— BEGIN Data to process —

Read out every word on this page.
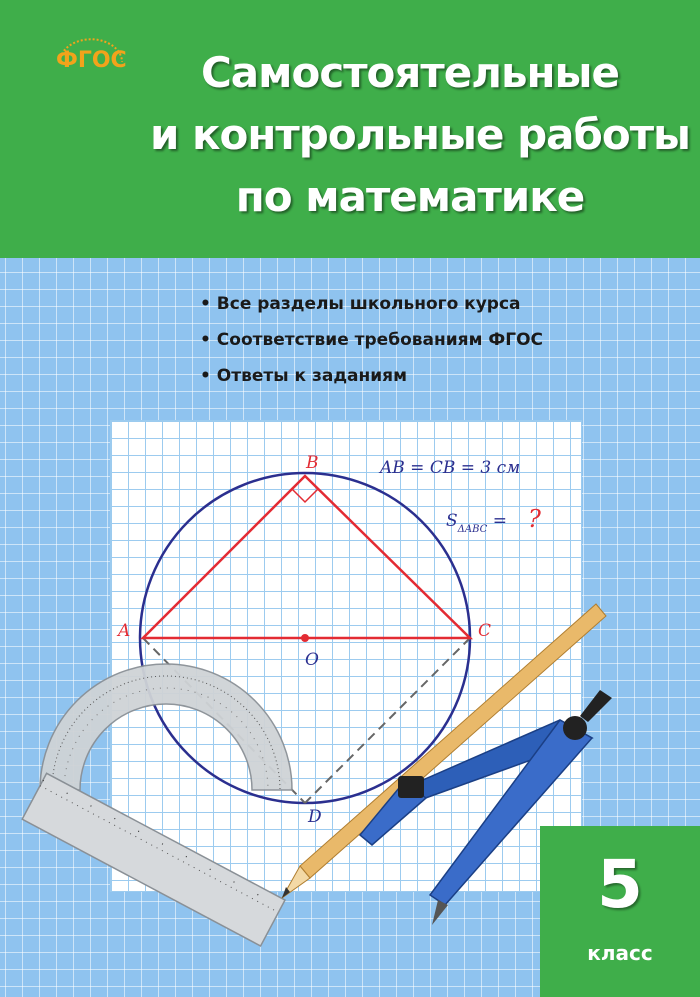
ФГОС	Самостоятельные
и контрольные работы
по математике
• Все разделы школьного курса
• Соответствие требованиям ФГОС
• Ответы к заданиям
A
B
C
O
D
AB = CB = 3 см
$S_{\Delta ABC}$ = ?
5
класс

— END Data to process —
— BEGIN Data to process —

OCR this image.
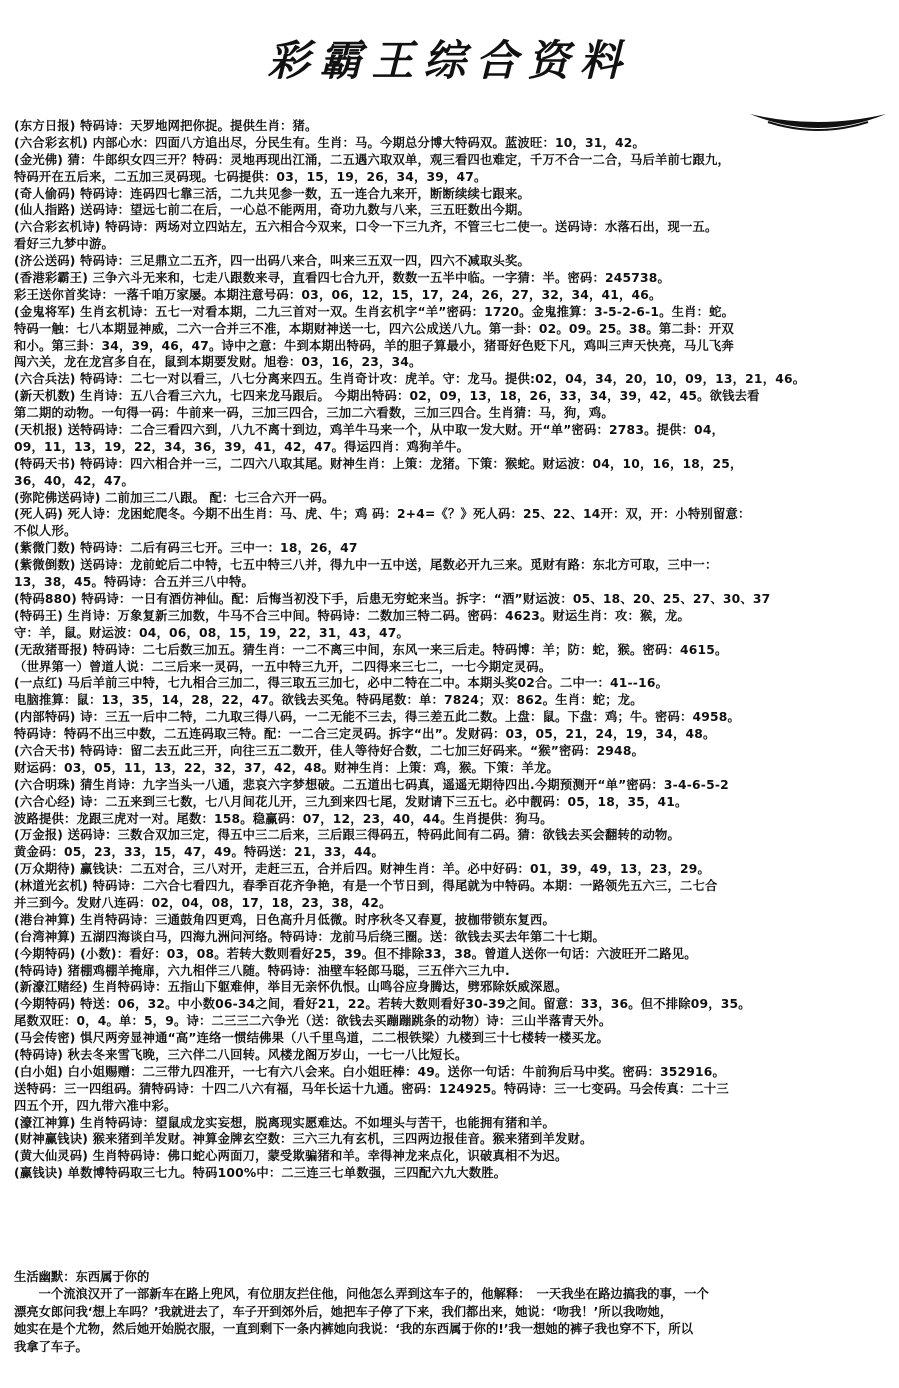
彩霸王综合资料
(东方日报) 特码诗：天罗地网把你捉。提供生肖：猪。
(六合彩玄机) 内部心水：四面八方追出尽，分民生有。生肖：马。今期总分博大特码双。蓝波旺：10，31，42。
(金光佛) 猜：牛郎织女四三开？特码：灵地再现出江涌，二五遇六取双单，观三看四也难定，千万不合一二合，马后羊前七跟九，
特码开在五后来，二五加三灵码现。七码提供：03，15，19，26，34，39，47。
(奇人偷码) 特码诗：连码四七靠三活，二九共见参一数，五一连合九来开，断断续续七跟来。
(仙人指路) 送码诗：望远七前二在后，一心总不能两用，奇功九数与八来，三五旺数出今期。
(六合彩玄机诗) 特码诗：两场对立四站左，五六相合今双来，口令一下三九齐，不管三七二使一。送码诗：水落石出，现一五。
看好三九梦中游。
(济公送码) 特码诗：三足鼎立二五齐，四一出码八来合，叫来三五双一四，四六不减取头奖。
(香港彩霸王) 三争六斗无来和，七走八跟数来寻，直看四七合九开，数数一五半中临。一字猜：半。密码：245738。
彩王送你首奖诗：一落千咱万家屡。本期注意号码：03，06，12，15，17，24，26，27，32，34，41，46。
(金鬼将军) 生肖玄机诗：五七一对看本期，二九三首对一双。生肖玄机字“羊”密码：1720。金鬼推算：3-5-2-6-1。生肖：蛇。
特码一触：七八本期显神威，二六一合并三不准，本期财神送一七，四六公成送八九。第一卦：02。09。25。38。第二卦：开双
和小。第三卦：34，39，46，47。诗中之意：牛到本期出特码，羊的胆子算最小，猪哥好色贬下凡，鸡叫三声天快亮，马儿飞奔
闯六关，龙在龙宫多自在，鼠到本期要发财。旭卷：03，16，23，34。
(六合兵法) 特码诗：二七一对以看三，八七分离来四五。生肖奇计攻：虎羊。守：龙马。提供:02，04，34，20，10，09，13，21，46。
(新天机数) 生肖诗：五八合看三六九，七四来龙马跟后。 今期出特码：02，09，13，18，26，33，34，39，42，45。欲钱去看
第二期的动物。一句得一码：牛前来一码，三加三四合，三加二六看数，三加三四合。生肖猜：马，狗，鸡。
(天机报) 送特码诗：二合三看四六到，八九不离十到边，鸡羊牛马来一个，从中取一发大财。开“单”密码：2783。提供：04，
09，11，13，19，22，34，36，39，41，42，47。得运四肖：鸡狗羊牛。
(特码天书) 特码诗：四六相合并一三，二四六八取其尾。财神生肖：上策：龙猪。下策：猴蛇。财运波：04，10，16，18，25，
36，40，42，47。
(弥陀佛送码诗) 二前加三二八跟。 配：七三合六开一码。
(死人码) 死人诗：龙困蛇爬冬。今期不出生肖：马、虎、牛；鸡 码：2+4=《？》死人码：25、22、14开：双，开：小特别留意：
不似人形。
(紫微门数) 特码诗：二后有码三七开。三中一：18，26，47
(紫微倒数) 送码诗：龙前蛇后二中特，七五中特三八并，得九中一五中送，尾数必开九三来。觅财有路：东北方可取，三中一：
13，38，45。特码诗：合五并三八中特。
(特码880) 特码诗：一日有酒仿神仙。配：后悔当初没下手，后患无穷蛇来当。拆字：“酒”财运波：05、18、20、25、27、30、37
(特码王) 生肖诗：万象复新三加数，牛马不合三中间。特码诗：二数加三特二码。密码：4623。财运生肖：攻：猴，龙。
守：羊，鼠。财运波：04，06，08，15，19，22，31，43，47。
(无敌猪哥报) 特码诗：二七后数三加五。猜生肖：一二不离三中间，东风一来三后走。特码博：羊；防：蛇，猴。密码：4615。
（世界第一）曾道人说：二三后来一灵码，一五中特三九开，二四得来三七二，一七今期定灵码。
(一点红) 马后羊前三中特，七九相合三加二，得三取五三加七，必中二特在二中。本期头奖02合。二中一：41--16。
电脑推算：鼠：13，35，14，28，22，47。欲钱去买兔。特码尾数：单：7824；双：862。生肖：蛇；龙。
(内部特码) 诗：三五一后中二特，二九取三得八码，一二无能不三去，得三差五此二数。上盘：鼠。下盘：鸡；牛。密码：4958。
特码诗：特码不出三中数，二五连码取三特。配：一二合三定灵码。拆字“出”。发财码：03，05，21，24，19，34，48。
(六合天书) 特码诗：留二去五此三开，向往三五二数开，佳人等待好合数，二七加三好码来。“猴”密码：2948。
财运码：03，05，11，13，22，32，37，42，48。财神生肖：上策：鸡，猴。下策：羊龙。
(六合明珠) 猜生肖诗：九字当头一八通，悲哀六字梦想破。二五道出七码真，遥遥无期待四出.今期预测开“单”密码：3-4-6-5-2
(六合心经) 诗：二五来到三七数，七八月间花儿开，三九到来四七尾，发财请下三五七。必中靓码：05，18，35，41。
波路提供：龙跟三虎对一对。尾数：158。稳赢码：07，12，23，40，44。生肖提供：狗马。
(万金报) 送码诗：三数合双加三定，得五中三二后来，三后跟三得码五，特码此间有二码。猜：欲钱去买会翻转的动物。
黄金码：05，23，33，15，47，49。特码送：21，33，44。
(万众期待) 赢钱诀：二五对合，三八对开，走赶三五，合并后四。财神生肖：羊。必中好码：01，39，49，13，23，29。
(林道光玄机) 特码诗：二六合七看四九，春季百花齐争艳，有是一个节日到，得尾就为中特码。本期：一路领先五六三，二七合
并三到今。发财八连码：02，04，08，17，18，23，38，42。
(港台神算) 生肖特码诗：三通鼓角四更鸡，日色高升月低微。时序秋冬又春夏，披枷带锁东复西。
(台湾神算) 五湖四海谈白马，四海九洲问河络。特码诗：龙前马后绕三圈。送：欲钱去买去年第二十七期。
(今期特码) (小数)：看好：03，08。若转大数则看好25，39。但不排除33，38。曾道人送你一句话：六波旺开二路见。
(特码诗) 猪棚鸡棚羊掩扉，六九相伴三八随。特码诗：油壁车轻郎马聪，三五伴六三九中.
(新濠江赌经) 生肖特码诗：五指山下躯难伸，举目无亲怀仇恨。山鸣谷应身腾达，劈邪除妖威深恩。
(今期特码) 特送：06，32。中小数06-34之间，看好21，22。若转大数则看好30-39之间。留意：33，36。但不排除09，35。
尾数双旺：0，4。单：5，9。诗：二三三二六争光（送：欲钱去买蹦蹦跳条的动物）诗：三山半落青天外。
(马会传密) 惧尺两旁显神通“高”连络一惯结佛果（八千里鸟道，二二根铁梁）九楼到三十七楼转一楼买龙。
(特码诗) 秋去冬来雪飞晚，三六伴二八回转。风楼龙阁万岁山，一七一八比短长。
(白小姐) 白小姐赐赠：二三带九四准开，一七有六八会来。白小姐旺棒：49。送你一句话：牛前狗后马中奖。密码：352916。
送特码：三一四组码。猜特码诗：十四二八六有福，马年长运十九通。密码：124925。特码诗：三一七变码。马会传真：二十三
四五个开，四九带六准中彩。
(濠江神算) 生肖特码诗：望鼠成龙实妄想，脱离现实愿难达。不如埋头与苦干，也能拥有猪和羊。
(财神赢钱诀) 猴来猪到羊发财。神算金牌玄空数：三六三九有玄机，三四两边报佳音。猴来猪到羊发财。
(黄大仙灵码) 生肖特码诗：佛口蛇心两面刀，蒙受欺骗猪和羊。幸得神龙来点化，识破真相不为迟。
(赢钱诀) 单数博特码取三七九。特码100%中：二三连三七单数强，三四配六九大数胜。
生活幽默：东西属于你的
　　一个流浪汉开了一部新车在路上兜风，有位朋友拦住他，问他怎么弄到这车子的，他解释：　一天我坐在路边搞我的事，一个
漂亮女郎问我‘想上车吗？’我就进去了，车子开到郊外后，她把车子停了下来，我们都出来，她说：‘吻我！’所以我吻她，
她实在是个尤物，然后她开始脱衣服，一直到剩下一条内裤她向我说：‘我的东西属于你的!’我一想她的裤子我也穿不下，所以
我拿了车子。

— END Data to process —

**Exercise goal**. Filter out all lines lacking the word "今期特码" and copy the rest.

**Answer to this task**.
(今期特码) (小数)：看好：03，08。若转大数则看好25，39。但不排除33，38。曾道人送你一句话：六波旺开二路见。
(今期特码) 特送：06，32。中小数06-34之间，看好21，22。若转大数则看好30-39之间。留意：33，36。但不排除09，35。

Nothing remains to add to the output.